Data entries for graphics:
• • •

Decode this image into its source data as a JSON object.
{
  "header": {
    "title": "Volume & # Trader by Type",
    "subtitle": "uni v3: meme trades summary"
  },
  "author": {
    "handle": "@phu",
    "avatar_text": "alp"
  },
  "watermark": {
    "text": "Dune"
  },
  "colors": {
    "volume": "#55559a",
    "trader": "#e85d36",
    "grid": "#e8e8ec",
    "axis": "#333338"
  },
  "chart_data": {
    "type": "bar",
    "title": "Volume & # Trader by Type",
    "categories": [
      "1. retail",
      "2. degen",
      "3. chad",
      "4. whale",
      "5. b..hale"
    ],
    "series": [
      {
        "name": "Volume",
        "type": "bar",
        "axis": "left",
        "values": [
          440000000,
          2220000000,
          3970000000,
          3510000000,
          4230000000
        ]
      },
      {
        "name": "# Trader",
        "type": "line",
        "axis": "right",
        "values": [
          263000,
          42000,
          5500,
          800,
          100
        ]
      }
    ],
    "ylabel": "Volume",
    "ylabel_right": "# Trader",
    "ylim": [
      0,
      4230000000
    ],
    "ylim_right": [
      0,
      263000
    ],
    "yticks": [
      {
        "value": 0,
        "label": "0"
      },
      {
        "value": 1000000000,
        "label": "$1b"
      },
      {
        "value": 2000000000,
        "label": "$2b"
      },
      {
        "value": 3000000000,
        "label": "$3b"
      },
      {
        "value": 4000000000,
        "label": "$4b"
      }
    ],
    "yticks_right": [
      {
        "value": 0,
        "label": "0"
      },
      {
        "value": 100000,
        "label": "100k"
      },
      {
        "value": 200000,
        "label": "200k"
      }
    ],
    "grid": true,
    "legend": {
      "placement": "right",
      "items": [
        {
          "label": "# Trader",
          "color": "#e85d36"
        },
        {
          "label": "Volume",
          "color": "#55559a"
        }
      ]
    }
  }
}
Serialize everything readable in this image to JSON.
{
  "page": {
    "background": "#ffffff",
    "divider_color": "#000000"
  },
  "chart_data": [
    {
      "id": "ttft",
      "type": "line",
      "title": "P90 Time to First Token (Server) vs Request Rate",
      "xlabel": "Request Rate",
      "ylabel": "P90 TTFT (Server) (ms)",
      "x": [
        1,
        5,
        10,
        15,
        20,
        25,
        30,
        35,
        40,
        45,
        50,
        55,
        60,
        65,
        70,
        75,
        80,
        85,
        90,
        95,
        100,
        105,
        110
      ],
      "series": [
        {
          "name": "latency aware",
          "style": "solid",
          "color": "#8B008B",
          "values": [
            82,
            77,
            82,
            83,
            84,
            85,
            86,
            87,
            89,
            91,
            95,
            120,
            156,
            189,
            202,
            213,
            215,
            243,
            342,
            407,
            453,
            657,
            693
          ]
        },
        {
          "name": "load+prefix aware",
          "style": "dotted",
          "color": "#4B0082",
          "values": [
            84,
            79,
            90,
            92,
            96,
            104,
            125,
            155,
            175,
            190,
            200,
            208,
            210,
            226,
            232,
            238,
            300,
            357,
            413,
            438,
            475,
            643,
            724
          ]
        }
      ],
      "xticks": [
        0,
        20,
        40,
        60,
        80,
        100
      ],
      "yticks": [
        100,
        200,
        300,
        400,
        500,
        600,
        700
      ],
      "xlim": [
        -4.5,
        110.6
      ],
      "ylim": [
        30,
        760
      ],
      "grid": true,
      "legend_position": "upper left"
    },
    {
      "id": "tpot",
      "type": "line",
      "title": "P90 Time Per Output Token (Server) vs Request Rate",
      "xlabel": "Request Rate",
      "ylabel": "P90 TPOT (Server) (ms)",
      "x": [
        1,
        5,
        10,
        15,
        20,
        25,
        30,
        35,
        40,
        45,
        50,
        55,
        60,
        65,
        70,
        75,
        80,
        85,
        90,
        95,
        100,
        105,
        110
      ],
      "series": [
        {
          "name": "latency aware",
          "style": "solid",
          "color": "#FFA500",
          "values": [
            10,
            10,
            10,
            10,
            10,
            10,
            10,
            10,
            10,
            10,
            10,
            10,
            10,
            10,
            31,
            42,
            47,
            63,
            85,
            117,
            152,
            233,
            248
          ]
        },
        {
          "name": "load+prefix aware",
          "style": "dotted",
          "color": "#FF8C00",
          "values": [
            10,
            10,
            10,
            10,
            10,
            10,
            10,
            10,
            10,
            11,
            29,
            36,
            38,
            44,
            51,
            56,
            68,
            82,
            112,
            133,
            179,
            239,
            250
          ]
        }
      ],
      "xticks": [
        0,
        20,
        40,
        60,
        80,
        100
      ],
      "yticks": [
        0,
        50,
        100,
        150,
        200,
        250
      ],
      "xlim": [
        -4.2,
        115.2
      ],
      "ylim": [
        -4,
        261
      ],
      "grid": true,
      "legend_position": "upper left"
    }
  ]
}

• • •

**Required task**
Copy out each line exactly.

**Solution for this task**
Decode this image into its source data as a JSON object.
{
  "header": {
    "title": "Volume & # Trader by Type",
    "subtitle": "uni v3: meme trades summary"
  },
  "author": {
    "handle": "@phu",
    "avatar_text": "alp"
  },
  "watermark": {
    "text": "Dune"
  },
  "colors": {
    "volume": "#55559a",
    "trader": "#e85d36",
    "grid": "#e8e8ec",
    "axis": "#333338"
  },
  "chart_data": {
    "type": "bar",
    "title": "Volume & # Trader by Type",
    "categories": [
      "1. retail",
      "2. degen",
      "3. chad",
      "4. whale",
      "5. b..hale"
    ],
    "series": [
      {
        "name": "Volume",
        "type": "bar",
        "axis": "left",
        "values": [
          440000000,
          2220000000,
          3970000000,
          3510000000,
          4230000000
        ]
      },
      {
        "name": "# Trader",
        "type": "line",
        "axis": "right",
        "values": [
          263000,
          42000,
          5500,
          800,
          100
        ]
      }
    ],
    "ylabel": "Volume",
    "ylabel_right": "# Trader",
    "ylim": [
      0,
      4230000000
    ],
    "ylim_right": [
      0,
      263000
    ],
    "yticks": [
      {
        "value": 0,
        "label": "0"
      },
      {
        "value": 1000000000,
        "label": "$1b"
      },
      {
        "value": 2000000000,
        "label": "$2b"
      },
      {
        "value": 3000000000,
        "label": "$3b"
      },
      {
        "value": 4000000000,
        "label": "$4b"
      }
    ],
    "yticks_right": [
      {
        "value": 0,
        "label": "0"
      },
      {
        "value": 100000,
        "label": "100k"
      },
      {
        "value": 200000,
        "label": "200k"
      }
    ],
    "grid": true,
    "legend": {
      "placement": "right",
      "items": [
        {
          "label": "# Trader",
          "color": "#e85d36"
        },
        {
          "label": "Volume",
          "color": "#55559a"
        }
      ]
    }
  }
}
Serialize everything readable in this image to JSON.
{
  "page": {
    "background": "#ffffff",
    "divider_color": "#000000"
  },
  "chart_data": [
    {
      "id": "ttft",
      "type": "line",
      "title": "P90 Time to First Token (Server) vs Request Rate",
      "xlabel": "Request Rate",
      "ylabel": "P90 TTFT (Server) (ms)",
      "x": [
        1,
        5,
        10,
        15,
        20,
        25,
        30,
        35,
        40,
        45,
        50,
        55,
        60,
        65,
        70,
        75,
        80,
        85,
        90,
        95,
        100,
        105,
        110
      ],
      "series": [
        {
          "name": "latency aware",
          "style": "solid",
          "color": "#8B008B",
          "values": [
            82,
            77,
            82,
            83,
            84,
            85,
            86,
            87,
            89,
            91,
            95,
            120,
            156,
            189,
            202,
            213,
            215,
            243,
            342,
            407,
            453,
            657,
            693
          ]
        },
        {
          "name": "load+prefix aware",
          "style": "dotted",
          "color": "#4B0082",
          "values": [
            84,
            79,
            90,
            92,
            96,
            104,
            125,
            155,
            175,
            190,
            200,
            208,
            210,
            226,
            232,
            238,
            300,
            357,
            413,
            438,
            475,
            643,
            724
          ]
        }
      ],
      "xticks": [
        0,
        20,
        40,
        60,
        80,
        100
      ],
      "yticks": [
        100,
        200,
        300,
        400,
        500,
        600,
        700
      ],
      "xlim": [
        -4.5,
        110.6
      ],
      "ylim": [
        30,
        760
      ],
      "grid": true,
      "legend_position": "upper left"
    },
    {
      "id": "tpot",
      "type": "line",
      "title": "P90 Time Per Output Token (Server) vs Request Rate",
      "xlabel": "Request Rate",
      "ylabel": "P90 TPOT (Server) (ms)",
      "x": [
        1,
        5,
        10,
        15,
        20,
        25,
        30,
        35,
        40,
        45,
        50,
        55,
        60,
        65,
        70,
        75,
        80,
        85,
        90,
        95,
        100,
        105,
        110
      ],
      "series": [
        {
          "name": "latency aware",
          "style": "solid",
          "color": "#FFA500",
          "values": [
            10,
            10,
            10,
            10,
            10,
            10,
            10,
            10,
            10,
            10,
            10,
            10,
            10,
            10,
            31,
            42,
            47,
            63,
            85,
            117,
            152,
            233,
            248
          ]
        },
        {
          "name": "load+prefix aware",
          "style": "dotted",
          "color": "#FF8C00",
          "values": [
            10,
            10,
            10,
            10,
            10,
            10,
            10,
            10,
            10,
            11,
            29,
            36,
            38,
            44,
            51,
            56,
            68,
            82,
            112,
            133,
            179,
            239,
            250
          ]
        }
      ],
      "xticks": [
        0,
        20,
        40,
        60,
        80,
        100
      ],
      "yticks": [
        0,
        50,
        100,
        150,
        200,
        250
      ],
      "xlim": [
        -4.2,
        115.2
      ],
      "ylim": [
        -4,
        261
      ],
      "grid": true,
      "legend_position": "upper left"
    }
  ]
}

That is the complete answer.